◆ **YOUR GOAL**: Please render every line of the entries below as a numbered list, skipping any blank lines. Leave the pictures out.

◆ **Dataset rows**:

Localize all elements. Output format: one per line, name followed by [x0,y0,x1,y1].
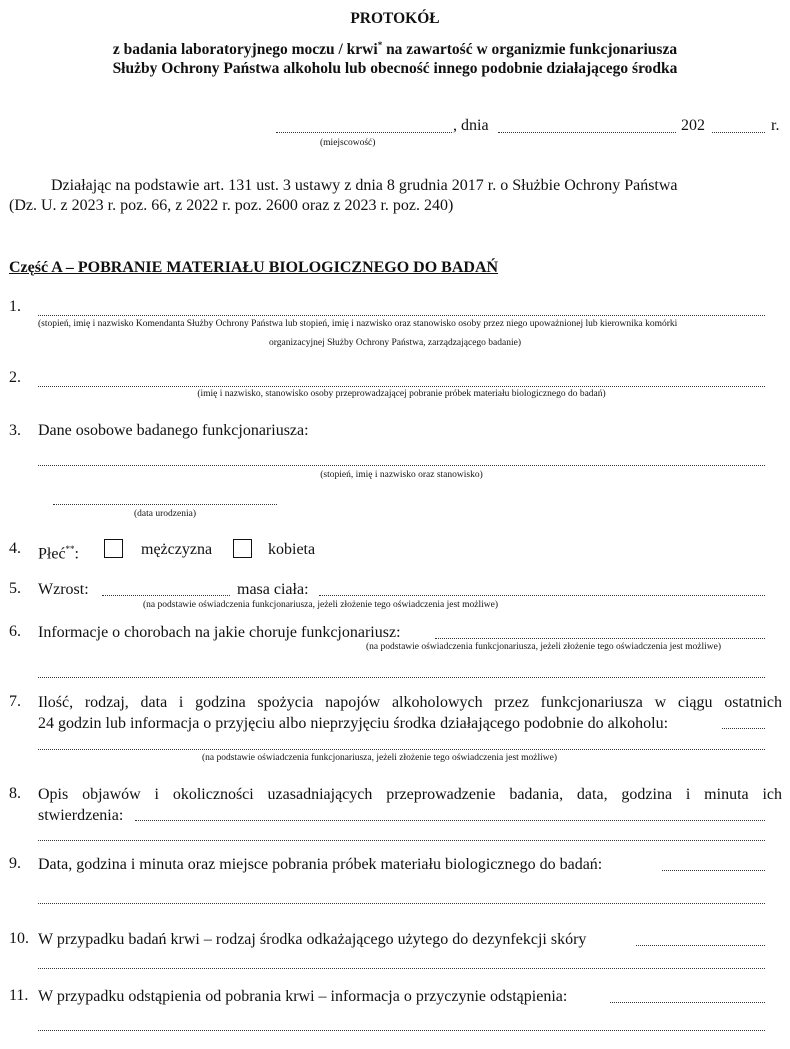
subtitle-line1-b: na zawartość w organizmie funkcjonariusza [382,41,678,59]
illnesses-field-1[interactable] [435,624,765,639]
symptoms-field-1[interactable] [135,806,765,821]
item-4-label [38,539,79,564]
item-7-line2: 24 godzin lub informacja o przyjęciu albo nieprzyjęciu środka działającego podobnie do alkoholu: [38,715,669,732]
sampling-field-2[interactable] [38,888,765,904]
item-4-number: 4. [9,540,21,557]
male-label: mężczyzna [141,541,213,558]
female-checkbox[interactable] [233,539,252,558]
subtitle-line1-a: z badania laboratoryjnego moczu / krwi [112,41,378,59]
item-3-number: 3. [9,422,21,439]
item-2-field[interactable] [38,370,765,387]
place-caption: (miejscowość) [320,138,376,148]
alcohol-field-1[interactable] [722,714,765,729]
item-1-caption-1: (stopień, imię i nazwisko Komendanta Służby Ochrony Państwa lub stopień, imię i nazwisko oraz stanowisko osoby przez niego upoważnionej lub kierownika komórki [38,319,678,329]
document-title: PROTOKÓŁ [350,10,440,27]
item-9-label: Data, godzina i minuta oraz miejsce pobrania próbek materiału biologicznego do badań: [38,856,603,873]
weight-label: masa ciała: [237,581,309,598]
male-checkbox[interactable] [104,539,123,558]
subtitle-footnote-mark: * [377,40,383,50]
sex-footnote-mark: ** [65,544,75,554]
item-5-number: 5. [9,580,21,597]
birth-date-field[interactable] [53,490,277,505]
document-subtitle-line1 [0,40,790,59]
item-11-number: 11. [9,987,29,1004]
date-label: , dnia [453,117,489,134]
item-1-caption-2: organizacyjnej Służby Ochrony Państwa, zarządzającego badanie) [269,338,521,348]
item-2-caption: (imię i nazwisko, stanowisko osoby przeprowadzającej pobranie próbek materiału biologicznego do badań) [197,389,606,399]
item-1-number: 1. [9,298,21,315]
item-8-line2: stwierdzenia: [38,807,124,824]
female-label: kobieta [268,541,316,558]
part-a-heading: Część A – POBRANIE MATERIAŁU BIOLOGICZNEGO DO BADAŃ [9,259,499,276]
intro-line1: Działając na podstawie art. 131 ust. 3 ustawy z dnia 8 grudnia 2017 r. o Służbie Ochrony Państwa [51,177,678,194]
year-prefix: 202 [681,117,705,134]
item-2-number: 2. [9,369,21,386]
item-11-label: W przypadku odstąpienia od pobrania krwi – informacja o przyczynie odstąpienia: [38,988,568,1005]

◆ **WORKED SOLUTION**:
1. Localize all elements. Output format: one per line, name followed by [x0,y0,x1,y1].
2. subtitle-line1-b: na zawartość w organizmie funkcjonariusza [382,41,678,59]
3. illnesses-field-1[interactable] [435,624,765,639]
4. symptoms-field-1[interactable] [135,806,765,821]
5. item-4-label [38,539,79,564]
6. item-7-line2: 24 godzin lub informacja o przyjęciu albo nieprzyjęciu środka działającego podobnie do alkoholu: [38,715,669,732]
7. sampling-field-2[interactable] [38,888,765,904]
8. item-4-number: 4. [9,540,21,557]
9. male-label: mężczyzna [141,541,213,558]
10. female-checkbox[interactable] [233,539,252,558]
11. subtitle-line1-a: z badania laboratoryjnego moczu / krwi [112,41,378,59]
12. item-3-number: 3. [9,422,21,439]
13. item-2-field[interactable] [38,370,765,387]
14. place-caption: (miejscowość) [320,138,376,148]
15. alcohol-field-1[interactable] [722,714,765,729]
16. item-1-caption-1: (stopień, imię i nazwisko Komendanta Służby Ochrony Państwa lub stopień, imię i nazwisko oraz stanowisko osoby przez niego upoważnionej lub kierownika komórki [38,319,678,329]
17. document-title: PROTOKÓŁ [350,10,440,27]
18. item-9-label: Data, godzina i minuta oraz miejsce pobrania próbek materiału biologicznego do badań: [38,856,603,873]
19. weight-label: masa ciała: [237,581,309,598]
20. male-checkbox[interactable] [104,539,123,558]
21. subtitle-footnote-mark: * [377,40,383,50]
22. sex-footnote-mark: ** [65,544,75,554]
23. item-5-number: 5. [9,580,21,597]
24. birth-date-field[interactable] [53,490,277,505]
25. document-subtitle-line1 [0,40,790,59]
26. item-11-number: 11. [9,987,29,1004]
27. date-label: , dnia [453,117,489,134]
28. item-1-caption-2: organizacyjnej Służby Ochrony Państwa, zarządzającego badanie) [269,338,521,348]
29. item-2-caption: (imię i nazwisko, stanowisko osoby przeprowadzającej pobranie próbek materiału biologicznego do badań) [197,389,606,399]
30. item-1-number: 1. [9,298,21,315]
31. item-8-line2: stwierdzenia: [38,807,124,824]
32. female-label: kobieta [268,541,316,558]
33. part-a-heading: Część A – POBRANIE MATERIAŁU BIOLOGICZNEGO DO BADAŃ [9,259,499,276]
34. intro-line1: Działając na podstawie art. 131 ust. 3 ustawy z dnia 8 grudnia 2017 r. o Służbie Ochrony Państwa [51,177,678,194]
35. year-prefix: 202 [681,117,705,134]
36. item-2-number: 2. [9,369,21,386]
37. item-11-label: W przypadku odstąpienia od pobrania krwi – informacja o przyczynie odstąpienia: [38,988,568,1005]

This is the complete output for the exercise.